A block of data
------------------------------------------------------------

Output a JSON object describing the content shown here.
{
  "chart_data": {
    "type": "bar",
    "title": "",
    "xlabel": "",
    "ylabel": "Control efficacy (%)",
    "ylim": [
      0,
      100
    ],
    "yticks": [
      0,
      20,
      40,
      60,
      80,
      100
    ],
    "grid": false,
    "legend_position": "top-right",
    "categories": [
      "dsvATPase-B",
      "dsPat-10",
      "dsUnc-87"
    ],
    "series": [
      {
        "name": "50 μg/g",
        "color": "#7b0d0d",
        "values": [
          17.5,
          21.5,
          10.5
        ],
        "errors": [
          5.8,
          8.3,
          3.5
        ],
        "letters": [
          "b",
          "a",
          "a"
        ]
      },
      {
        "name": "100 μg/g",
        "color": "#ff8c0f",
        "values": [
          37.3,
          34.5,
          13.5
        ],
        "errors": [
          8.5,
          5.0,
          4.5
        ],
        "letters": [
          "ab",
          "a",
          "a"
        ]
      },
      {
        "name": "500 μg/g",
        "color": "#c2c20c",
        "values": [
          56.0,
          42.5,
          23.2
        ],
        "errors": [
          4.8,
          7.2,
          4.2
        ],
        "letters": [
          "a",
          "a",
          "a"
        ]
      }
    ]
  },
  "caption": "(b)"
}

------------------------------------------------------------

> [PROBLEM TO WORK ON]: Looking at the data above, show all lines where the word "color" occurs.

> [WRITTEN RESPONSE]:
        "color": "#7b0d0d",
        "color": "#ff8c0f",
        "color": "#c2c20c",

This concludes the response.